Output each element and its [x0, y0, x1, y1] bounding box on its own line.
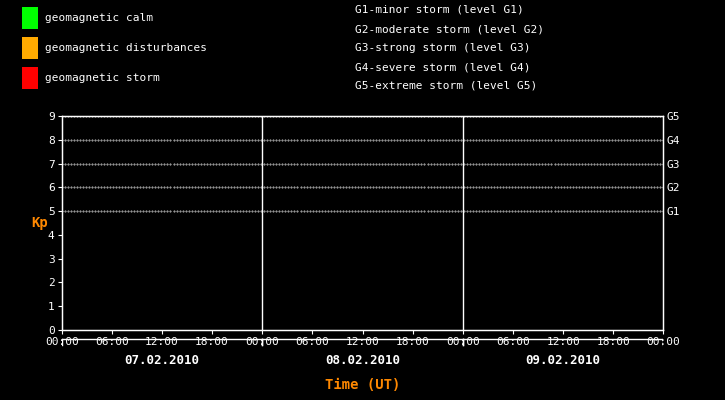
Text: 07.02.2010: 07.02.2010	[125, 354, 199, 366]
Bar	[22, 67, 38, 89]
Text: geomagnetic storm: geomagnetic storm	[45, 73, 160, 83]
Text: geomagnetic disturbances: geomagnetic disturbances	[45, 43, 207, 53]
Text: G5-extreme storm (level G5): G5-extreme storm (level G5)	[355, 81, 537, 91]
Y-axis label: Kp: Kp	[31, 216, 48, 230]
Text: 09.02.2010: 09.02.2010	[526, 354, 600, 366]
Bar	[22, 37, 38, 59]
Text: G2-moderate storm (level G2): G2-moderate storm (level G2)	[355, 24, 544, 34]
Bar	[22, 7, 38, 29]
Text: G4-severe storm (level G4): G4-severe storm (level G4)	[355, 62, 531, 72]
Text: G1-minor storm (level G1): G1-minor storm (level G1)	[355, 5, 524, 15]
Text: geomagnetic calm: geomagnetic calm	[45, 13, 153, 23]
Text: Time (UT): Time (UT)	[325, 378, 400, 392]
Text: G3-strong storm (level G3): G3-strong storm (level G3)	[355, 43, 531, 53]
Text: 08.02.2010: 08.02.2010	[325, 354, 400, 366]
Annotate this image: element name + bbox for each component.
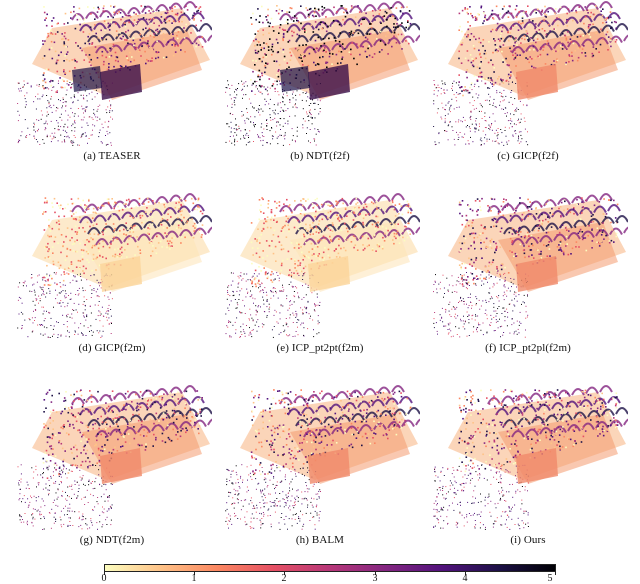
point-cloud-balm: [220, 384, 420, 532]
point-cloud-ours: [428, 384, 628, 532]
panel-ours: (i) Ours: [428, 384, 628, 564]
colorbar-tick-label: 5: [540, 573, 560, 584]
colorbar-tick-label: 0: [94, 573, 114, 584]
colorbar-tick-label: 2: [274, 573, 294, 584]
caption-gicp-f2f: (c) GICP(f2f): [428, 150, 628, 162]
caption-icp-pt2pt-f2m: (e) ICP_pt2pt(f2m): [220, 342, 420, 354]
colorbar-tick-label: 4: [455, 573, 475, 584]
point-cloud-gicp-f2m: [12, 192, 212, 340]
point-cloud-gicp-f2f: [428, 0, 628, 148]
colorbar-tick-label: 1: [184, 573, 204, 584]
caption-teaser: (a) TEASER: [12, 150, 212, 162]
panel-ndt-f2m: (g) NDT(f2m): [12, 384, 212, 564]
caption-gicp-f2m: (d) GICP(f2m): [12, 342, 212, 354]
point-cloud-ndt-f2f: [220, 0, 420, 148]
panel-ndt-f2f: (b) NDT(f2f): [220, 0, 420, 180]
caption-icp-pt2pl-f2m: (f) ICP_pt2pl(f2m): [428, 342, 628, 354]
caption-ours: (i) Ours: [428, 534, 628, 546]
point-cloud-ndt-f2m: [12, 384, 212, 532]
caption-balm: (h) BALM: [220, 534, 420, 546]
colorbar-tick-label: 3: [365, 573, 385, 584]
point-cloud-teaser: [12, 0, 212, 148]
panel-icp-pt2pl-f2m: (f) ICP_pt2pl(f2m): [428, 192, 628, 372]
panel-gicp-f2m: (d) GICP(f2m): [12, 192, 212, 372]
panel-gicp-f2f: (c) GICP(f2f): [428, 0, 628, 180]
point-cloud-icp-pt2pt-f2m: [220, 192, 420, 340]
caption-ndt-f2m: (g) NDT(f2m): [12, 534, 212, 546]
colorbar: 0 1 2 3 4 5: [104, 564, 556, 582]
panel-balm: (h) BALM: [220, 384, 420, 564]
point-cloud-icp-pt2pl-f2m: [428, 192, 628, 340]
panel-icp-pt2pt-f2m: (e) ICP_pt2pt(f2m): [220, 192, 420, 372]
caption-ndt-f2f: (b) NDT(f2f): [220, 150, 420, 162]
panel-teaser: (a) TEASER: [12, 0, 212, 180]
colorbar-gradient: [104, 564, 556, 572]
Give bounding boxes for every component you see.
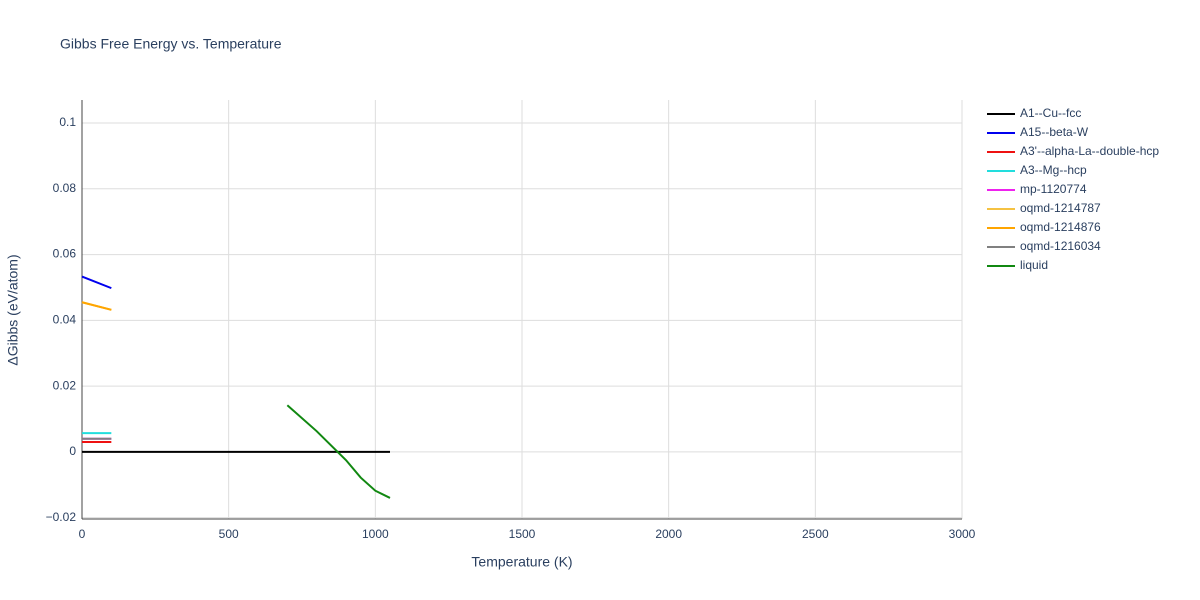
y-tick-label: 0.1 xyxy=(59,115,76,129)
x-tick-label: 500 xyxy=(219,527,239,541)
legend-label: mp-1120774 xyxy=(1020,182,1087,196)
x-tick-label: 3000 xyxy=(949,527,976,541)
series-line xyxy=(286,404,391,499)
y-tick-label: −0.02 xyxy=(46,510,77,524)
legend-label: oqmd-1214876 xyxy=(1020,220,1101,234)
series-line xyxy=(81,301,112,311)
x-axis-title: Temperature (K) xyxy=(471,554,572,570)
y-axis-title: ΔGibbs (eV/atom) xyxy=(5,254,21,365)
legend-label: liquid xyxy=(1020,258,1048,272)
y-tick-label: 0.08 xyxy=(53,181,77,195)
legend-label: A3'--alpha-La--double-hcp xyxy=(1020,144,1159,158)
chart-title: Gibbs Free Energy vs. Temperature xyxy=(60,36,282,52)
y-tick-label: 0.04 xyxy=(53,313,77,327)
x-tick-label: 1500 xyxy=(509,527,536,541)
y-tick-label: 0.06 xyxy=(53,247,77,261)
legend-label: oqmd-1214787 xyxy=(1020,201,1101,215)
legend-label: A3--Mg--hcp xyxy=(1020,163,1087,177)
series-line xyxy=(81,275,112,290)
x-tick-label: 2500 xyxy=(802,527,829,541)
legend-label: A1--Cu--fcc xyxy=(1020,106,1081,120)
x-tick-label: 2000 xyxy=(655,527,682,541)
legend-label: A15--beta-W xyxy=(1020,125,1089,139)
x-tick-label: 0 xyxy=(79,527,86,541)
y-tick-label: 0 xyxy=(69,444,76,458)
legend-label: oqmd-1216034 xyxy=(1020,239,1101,253)
y-tick-label: 0.02 xyxy=(53,378,77,392)
x-tick-label: 1000 xyxy=(362,527,389,541)
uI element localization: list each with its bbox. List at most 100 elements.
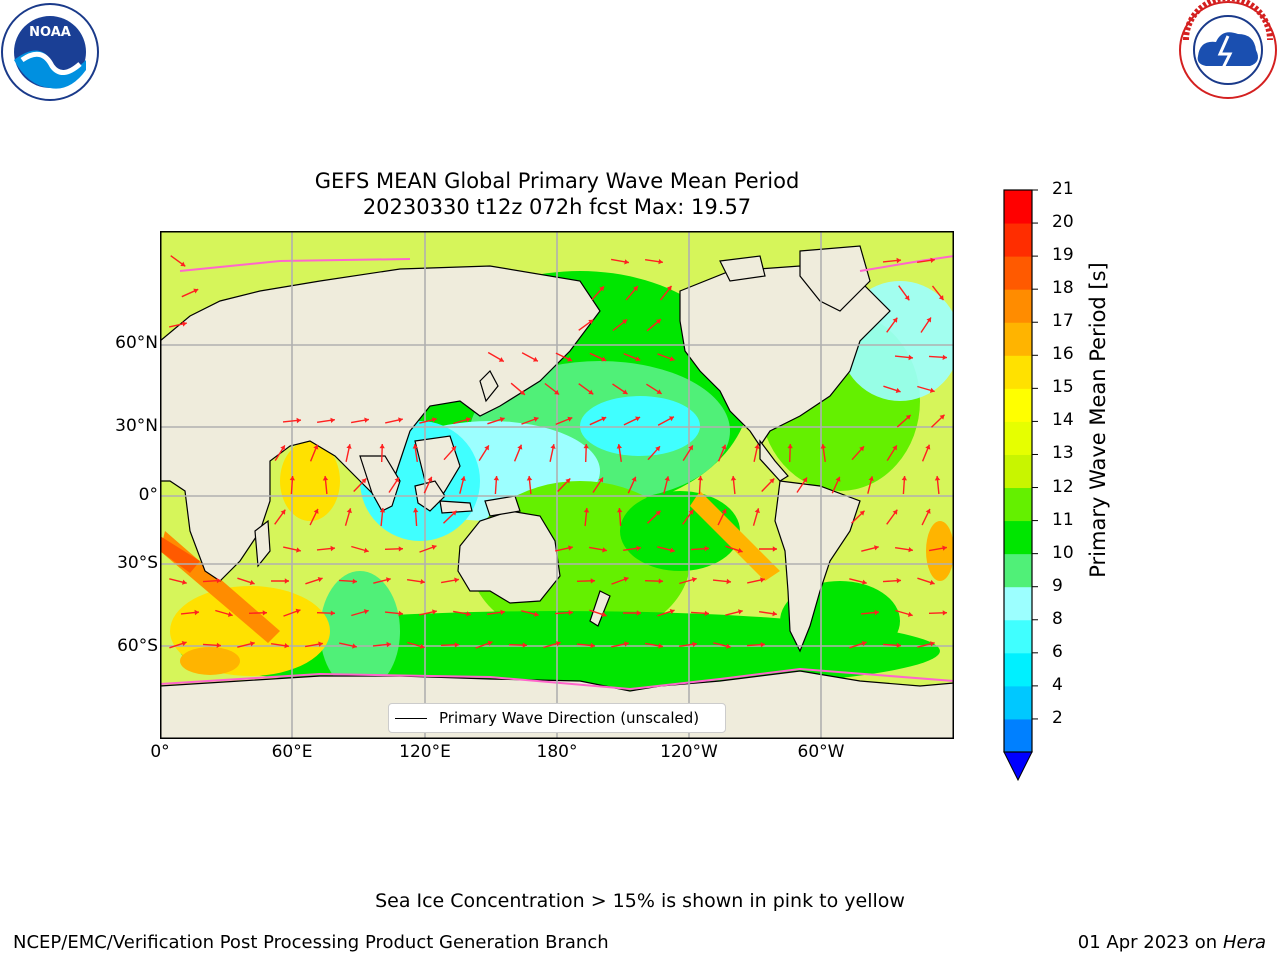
colorbar-tick-label: 20 [1052,212,1074,233]
wave-arrow-head [802,477,807,483]
wave-arrow-head [568,610,573,616]
wave-arrow-head [427,476,433,482]
run-date: 01 Apr 2023 on Hera [1078,932,1266,953]
wave-arrow-head [583,508,590,513]
wave-arrow-head [905,415,911,420]
wave-arrow-head [555,641,561,647]
colorbar-segment [1004,553,1032,588]
wave-arrow-head [500,609,505,615]
wave-arrow-head [835,476,841,482]
wave-arrow-head [451,446,456,452]
wave-arrow-head [330,417,335,423]
wave-arrow-head [896,642,901,648]
colorbar-tick-label: 2 [1052,707,1063,728]
colorbar-under-arrow [1003,751,1033,782]
colorbar-tick-label: 14 [1052,410,1074,431]
wave-arrow-head [568,545,573,551]
lat-label-30n: 30°N [115,416,158,436]
wave-arrow-head [907,611,913,617]
wave-arrow-head [896,257,901,264]
colorbar-segment [1004,520,1032,555]
wave-arrow-head [631,476,637,482]
wave-arrow-head [669,609,675,615]
colorbar-tick-label: 9 [1052,575,1063,596]
wave-arrow-head [861,641,867,647]
wave-arrow-head [280,445,285,451]
wave-arrow-head [533,356,538,362]
wave-arrow-head [498,357,504,362]
colorbar-tick-label: 4 [1052,674,1063,695]
wave-arrow-head [635,356,641,362]
wave-arrow-head [249,579,255,585]
wave-arrow-head [280,509,286,515]
map-legend: Primary Wave Direction (unscaled) [388,703,726,733]
lon-label-120w: 120°W [660,742,718,762]
wave-arrow-head [465,417,471,423]
colorbar-frame [1003,189,1033,753]
wave-arrow-head [432,417,437,423]
wave-arrow-head [216,578,221,584]
legend-line-sample [395,717,427,719]
lon-label-120e: 120°E [399,742,451,762]
wave-arrow-head [590,578,595,584]
wave-arrow-head [590,642,595,649]
wave-arrow-head [262,610,267,616]
wave-arrow-head [379,444,385,449]
wave-arrow-head [655,510,661,516]
wave-arrow-head [658,578,663,584]
wave-arrow-head [601,416,607,422]
wave-arrow-head [658,259,663,265]
wave-arrow-head [726,578,731,585]
wave-arrow-head [599,286,604,292]
wave-arrow-head [934,476,941,481]
colorbar-segment [1004,322,1032,356]
wave-arrow-head [284,578,289,584]
wave-period-map [160,231,954,739]
wave-arrow-head [227,611,233,617]
wave-arrow-head [602,547,607,553]
colorbar-tick-label: 17 [1052,311,1074,332]
colorbar-segment [1004,355,1032,389]
wave-arrow-head [737,547,743,553]
colorbar-tick-label: 6 [1052,641,1063,662]
colorbar-tick-label: 11 [1052,509,1074,530]
wave-arrow-head [526,476,533,481]
noaa-logo: NOAA [1,3,99,101]
wave-arrow-head [363,547,369,553]
colorbar-segment [1004,388,1032,422]
wave-arrow-head [874,545,879,551]
wave-arrow-head [413,508,419,513]
wave-arrow-head [691,577,697,583]
wave-arrow-head [194,609,199,616]
wave-arrow-head [346,508,352,514]
wave-arrow-head [726,643,731,649]
wave-arrow-head [787,444,793,449]
wave-arrow-head [567,416,573,422]
wave-arrow-head [499,417,505,423]
wave-arrow-head [379,508,386,513]
wave-arrow-head [317,577,323,583]
wave-arrow-head [534,611,539,617]
wave-arrow-head [352,578,357,584]
wave-arrow-head [868,476,874,481]
lat-label-60s: 60°S [117,636,158,656]
colorbar-segment [1004,619,1032,654]
wave-arrow-head [420,579,425,585]
wave-arrow-head [601,356,607,362]
wave-arrow-head [658,643,663,649]
wave-arrow-head [669,416,674,422]
wave-arrow-head [730,476,737,481]
colorbar-segment [1004,586,1032,621]
wave-arrow-head [322,476,329,481]
wave-arrow-head [908,354,913,361]
lat-label-0: 0° [138,485,158,505]
wave-arrow-head [583,444,589,449]
wave-arrow-head [284,643,289,649]
lat-label-60n: 60°N [115,333,158,353]
wave-arrow-head [363,609,369,615]
wave-arrow-head [565,478,571,484]
wave-arrow-head [588,389,594,395]
colorbar-segment [1004,718,1032,753]
wave-arrow-head [925,444,931,450]
colorbar-segment [1004,190,1032,224]
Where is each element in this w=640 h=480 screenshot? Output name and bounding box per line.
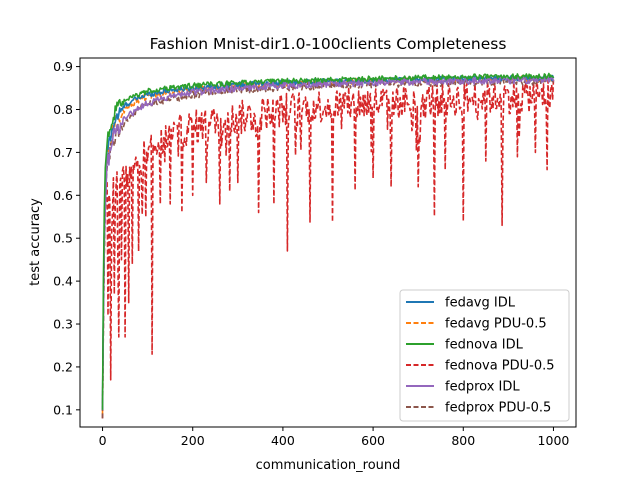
y-tick-label: 0.4 xyxy=(53,274,73,289)
legend: fedavg IDL fedavg PDU-0.5 fednova IDL fedno… xyxy=(399,289,570,422)
legend-label: fednova PDU-0.5 xyxy=(445,359,555,374)
legend-label: fedavg IDL xyxy=(445,296,516,311)
x-tick-label: 200 xyxy=(181,433,205,448)
series-line-fednova-idl xyxy=(101,72,555,410)
y-tick-label: 0.3 xyxy=(53,317,73,332)
y-tick-label: 0.6 xyxy=(53,188,73,203)
series-layer xyxy=(101,72,555,419)
legend-label: fednova IDL xyxy=(445,338,524,353)
legend-label: fedprox IDL xyxy=(445,380,520,395)
y-tick-label: 0.1 xyxy=(53,402,73,417)
x-tick-label: 400 xyxy=(271,433,295,448)
y-tick-label: 0.7 xyxy=(53,145,73,160)
y-tick-label: 0.8 xyxy=(53,102,73,117)
axes-frame xyxy=(79,57,577,428)
x-tick-label: 600 xyxy=(361,433,385,448)
y-axis-label: test accuracy xyxy=(28,198,43,286)
chart-title: Fashion Mnist-dir1.0-100clients Complete… xyxy=(150,35,507,53)
y-tick-label: 0.9 xyxy=(53,59,73,74)
x-axis-ticks: 0 200 400 600 800 1000 xyxy=(99,427,570,448)
y-tick-label: 0.2 xyxy=(53,359,73,374)
series-line-fedprox-idl xyxy=(101,76,555,410)
legend-box xyxy=(399,289,570,422)
legend-label: fedavg PDU-0.5 xyxy=(445,317,547,332)
x-tick-label: 800 xyxy=(451,433,475,448)
legend-label: fedprox PDU-0.5 xyxy=(445,401,551,416)
y-tick-label: 0.5 xyxy=(53,231,73,246)
x-tick-label: 0 xyxy=(99,433,107,448)
x-tick-label: 1000 xyxy=(538,433,570,448)
y-axis-ticks: 0.1 0.2 0.3 0.4 0.5 0.6 0.7 0.8 0.9 xyxy=(53,59,80,417)
series-line-fednova-pdu-0-5 xyxy=(101,77,555,419)
x-axis-label: communication_round xyxy=(256,458,401,473)
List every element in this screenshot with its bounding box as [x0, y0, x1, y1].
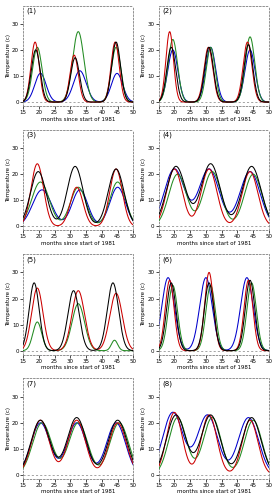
- X-axis label: months since start of 1981: months since start of 1981: [177, 365, 251, 370]
- Text: (6): (6): [162, 256, 172, 262]
- Text: (2): (2): [162, 8, 172, 14]
- X-axis label: months since start of 1981: months since start of 1981: [41, 116, 115, 121]
- X-axis label: months since start of 1981: months since start of 1981: [177, 490, 251, 494]
- Y-axis label: Temperature (c): Temperature (c): [6, 158, 11, 202]
- Text: (7): (7): [26, 380, 36, 387]
- Y-axis label: Temperature (c): Temperature (c): [141, 34, 146, 78]
- X-axis label: months since start of 1981: months since start of 1981: [41, 490, 115, 494]
- Text: (4): (4): [162, 132, 172, 138]
- Text: (5): (5): [26, 256, 36, 262]
- Y-axis label: Temperature (c): Temperature (c): [141, 406, 146, 451]
- Y-axis label: Temperature (c): Temperature (c): [6, 282, 11, 327]
- Text: (8): (8): [162, 380, 172, 387]
- Y-axis label: Temperature (c): Temperature (c): [141, 282, 146, 327]
- Y-axis label: Temperature (c): Temperature (c): [6, 406, 11, 451]
- X-axis label: months since start of 1981: months since start of 1981: [177, 241, 251, 246]
- X-axis label: months since start of 1981: months since start of 1981: [41, 241, 115, 246]
- Text: (3): (3): [26, 132, 36, 138]
- Y-axis label: Temperature (c): Temperature (c): [6, 34, 11, 78]
- X-axis label: months since start of 1981: months since start of 1981: [177, 116, 251, 121]
- X-axis label: months since start of 1981: months since start of 1981: [41, 365, 115, 370]
- Text: (1): (1): [26, 8, 36, 14]
- Y-axis label: Temperature (c): Temperature (c): [141, 158, 146, 202]
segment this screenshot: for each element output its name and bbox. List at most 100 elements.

==================================================

▶ _WORK TO DO_
Can you copy out, unchanged, the stretch of the records from the line containing "y-tick-label: 0.1 xyxy=(59,115,76,129)" through the line containing "uI element localization: list", with both of those lines included?

▶ _OUTPUT BELOW_
y-tick-label: 0.1 xyxy=(59,115,76,129)
x-tick-label: 500 xyxy=(219,527,239,541)
legend-label: mp-1120774 xyxy=(1020,182,1087,196)
x-tick-label: 3000 xyxy=(949,527,976,541)
series-line xyxy=(286,404,391,499)
y-tick-label: −0.02 xyxy=(46,510,77,524)
legend-label: oqmd-1214876 xyxy=(1020,220,1101,234)
series-line xyxy=(81,301,112,311)
x-axis-title: Temperature (K) xyxy=(471,554,572,570)
y-axis-title: ΔGibbs (eV/atom) xyxy=(5,254,21,365)
legend-label: liquid xyxy=(1020,258,1048,272)
y-tick-label: 0.08 xyxy=(53,181,77,195)
legend-label: A3'--alpha-La--double-hcp xyxy=(1020,144,1159,158)
chart-title: Gibbs Free Energy vs. Temperature xyxy=(60,36,282,52)
y-tick-label: 0.04 xyxy=(53,313,77,327)
x-tick-label: 1500 xyxy=(509,527,536,541)
y-tick-label: 0.06 xyxy=(53,247,77,261)
legend-label: oqmd-1214787 xyxy=(1020,201,1101,215)
legend-label: A3--Mg--hcp xyxy=(1020,163,1087,177)
series-line xyxy=(81,275,112,290)
x-tick-label: 2500 xyxy=(802,527,829,541)
legend-label: A1--Cu--fcc xyxy=(1020,106,1081,120)
x-tick-label: 2000 xyxy=(655,527,682,541)
legend-label: A15--beta-W xyxy=(1020,125,1089,139)
x-tick-label: 0 xyxy=(79,527,86,541)
y-tick-label: 0 xyxy=(69,444,76,458)
legend-label: oqmd-1216034 xyxy=(1020,239,1101,253)
y-tick-label: 0.02 xyxy=(53,378,77,392)
x-tick-label: 1000 xyxy=(362,527,389,541)
uI element localization: list each with its bbox. List at most 100 elements.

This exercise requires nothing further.